◆ Aim
Reproduce every line of the material below, but drop the pictures.

◆ Available records

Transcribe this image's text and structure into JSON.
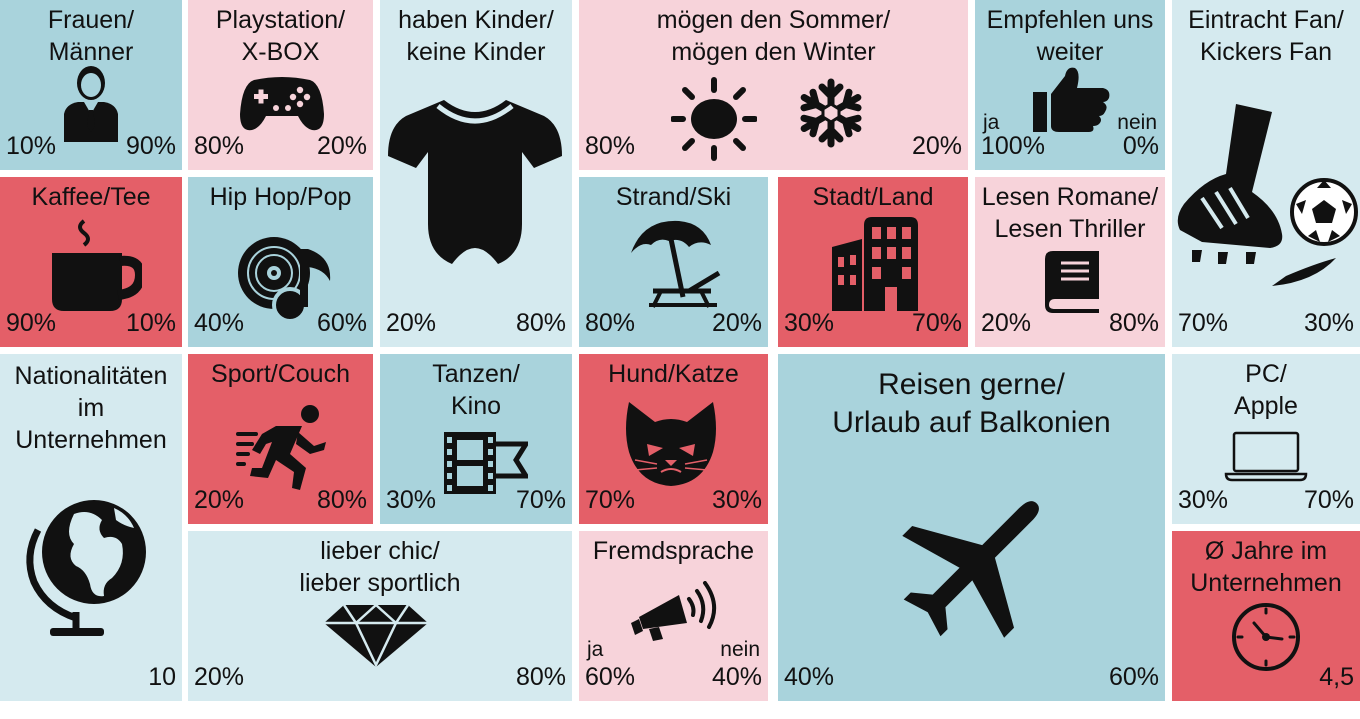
{
  "tiles": {
    "gender": {
      "line1": "Frauen/",
      "line2": "Männer",
      "left": "10%",
      "right": "90%",
      "icon": "person-suit-icon"
    },
    "console": {
      "line1": "Playstation/",
      "line2": "X-BOX",
      "left": "80%",
      "right": "20%",
      "icon": "gamepad-icon"
    },
    "kids": {
      "line1": "haben Kinder/",
      "line2": "keine Kinder",
      "left": "20%",
      "right": "80%",
      "icon": "baby-onesie-icon"
    },
    "season": {
      "line1": "mögen den Sommer/",
      "line2": "mögen den Winter",
      "left": "80%",
      "right": "20%",
      "icon_left": "sun-icon",
      "icon_right": "snowflake-icon"
    },
    "recommend": {
      "line1": "Empfehlen uns",
      "line2": "weiter",
      "sub_left": "ja",
      "sub_right": "nein",
      "left": "100%",
      "right": "0%",
      "icon": "thumbs-up-icon"
    },
    "football": {
      "line1": "Eintracht Fan/",
      "line2": "Kickers Fan",
      "left": "70%",
      "right": "30%",
      "icon": "football-kick-icon"
    },
    "coffee": {
      "line1": "Kaffee/Tee",
      "left": "90%",
      "right": "10%",
      "icon": "mug-icon"
    },
    "music": {
      "line1": "Hip Hop/Pop",
      "left": "40%",
      "right": "60%",
      "icon": "vinyl-note-icon"
    },
    "beach": {
      "line1": "Strand/Ski",
      "left": "80%",
      "right": "20%",
      "icon": "beach-umbrella-icon"
    },
    "city": {
      "line1": "Stadt/Land",
      "left": "30%",
      "right": "70%",
      "icon": "buildings-icon"
    },
    "books": {
      "line1": "Lesen Romane/",
      "line2": "Lesen Thriller",
      "left": "20%",
      "right": "80%",
      "icon": "book-icon"
    },
    "nations": {
      "line1": "Nationalitäten",
      "line2": "im",
      "line3": "Unternehmen",
      "value": "10",
      "icon": "globe-icon"
    },
    "sport": {
      "line1": "Sport/Couch",
      "left": "20%",
      "right": "80%",
      "icon": "runner-icon"
    },
    "dance": {
      "line1": "Tanzen/",
      "line2": "Kino",
      "left": "30%",
      "right": "70%",
      "icon": "film-strip-icon"
    },
    "pets": {
      "line1": "Hund/Katze",
      "left": "70%",
      "right": "30%",
      "icon": "cat-face-icon"
    },
    "travel": {
      "line1": "Reisen gerne/",
      "line2": "Urlaub auf Balkonien",
      "left": "40%",
      "right": "60%",
      "icon": "airplane-icon"
    },
    "computer": {
      "line1": "PC/",
      "line2": "Apple",
      "left": "30%",
      "right": "70%",
      "icon": "laptop-icon"
    },
    "style": {
      "line1": "lieber chic/",
      "line2": "lieber sportlich",
      "left": "20%",
      "right": "80%",
      "icon": "diamond-icon"
    },
    "language": {
      "line1": "Fremdsprache",
      "sub_left": "ja",
      "sub_right": "nein",
      "left": "60%",
      "right": "40%",
      "icon": "megaphone-icon"
    },
    "years": {
      "line1": "Ø Jahre im",
      "line2": "Unternehmen",
      "value": "4,5",
      "icon": "clock-icon"
    }
  },
  "colors": {
    "blue": "#a9d3dc",
    "light_blue": "#d5eaef",
    "pink": "#f7d3da",
    "red": "#e45f68",
    "icon": "#111111"
  }
}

◆ Completed exercise
Transcribe this image's text and structure into JSON.
{
  "tiles": {
    "gender": {
      "line1": "Frauen/",
      "line2": "Männer",
      "left": "10%",
      "right": "90%",
      "icon": "person-suit-icon"
    },
    "console": {
      "line1": "Playstation/",
      "line2": "X-BOX",
      "left": "80%",
      "right": "20%",
      "icon": "gamepad-icon"
    },
    "kids": {
      "line1": "haben Kinder/",
      "line2": "keine Kinder",
      "left": "20%",
      "right": "80%",
      "icon": "baby-onesie-icon"
    },
    "season": {
      "line1": "mögen den Sommer/",
      "line2": "mögen den Winter",
      "left": "80%",
      "right": "20%",
      "icon_left": "sun-icon",
      "icon_right": "snowflake-icon"
    },
    "recommend": {
      "line1": "Empfehlen uns",
      "line2": "weiter",
      "sub_left": "ja",
      "sub_right": "nein",
      "left": "100%",
      "right": "0%",
      "icon": "thumbs-up-icon"
    },
    "football": {
      "line1": "Eintracht Fan/",
      "line2": "Kickers Fan",
      "left": "70%",
      "right": "30%",
      "icon": "football-kick-icon"
    },
    "coffee": {
      "line1": "Kaffee/Tee",
      "left": "90%",
      "right": "10%",
      "icon": "mug-icon"
    },
    "music": {
      "line1": "Hip Hop/Pop",
      "left": "40%",
      "right": "60%",
      "icon": "vinyl-note-icon"
    },
    "beach": {
      "line1": "Strand/Ski",
      "left": "80%",
      "right": "20%",
      "icon": "beach-umbrella-icon"
    },
    "city": {
      "line1": "Stadt/Land",
      "left": "30%",
      "right": "70%",
      "icon": "buildings-icon"
    },
    "books": {
      "line1": "Lesen Romane/",
      "line2": "Lesen Thriller",
      "left": "20%",
      "right": "80%",
      "icon": "book-icon"
    },
    "nations": {
      "line1": "Nationalitäten",
      "line2": "im",
      "line3": "Unternehmen",
      "value": "10",
      "icon": "globe-icon"
    },
    "sport": {
      "line1": "Sport/Couch",
      "left": "20%",
      "right": "80%",
      "icon": "runner-icon"
    },
    "dance": {
      "line1": "Tanzen/",
      "line2": "Kino",
      "left": "30%",
      "right": "70%",
      "icon": "film-strip-icon"
    },
    "pets": {
      "line1": "Hund/Katze",
      "left": "70%",
      "right": "30%",
      "icon": "cat-face-icon"
    },
    "travel": {
      "line1": "Reisen gerne/",
      "line2": "Urlaub auf Balkonien",
      "left": "40%",
      "right": "60%",
      "icon": "airplane-icon"
    },
    "computer": {
      "line1": "PC/",
      "line2": "Apple",
      "left": "30%",
      "right": "70%",
      "icon": "laptop-icon"
    },
    "style": {
      "line1": "lieber chic/",
      "line2": "lieber sportlich",
      "left": "20%",
      "right": "80%",
      "icon": "diamond-icon"
    },
    "language": {
      "line1": "Fremdsprache",
      "sub_left": "ja",
      "sub_right": "nein",
      "left": "60%",
      "right": "40%",
      "icon": "megaphone-icon"
    },
    "years": {
      "line1": "Ø Jahre im",
      "line2": "Unternehmen",
      "value": "4,5",
      "icon": "clock-icon"
    }
  },
  "colors": {
    "blue": "#a9d3dc",
    "light_blue": "#d5eaef",
    "pink": "#f7d3da",
    "red": "#e45f68",
    "icon": "#111111"
  }
}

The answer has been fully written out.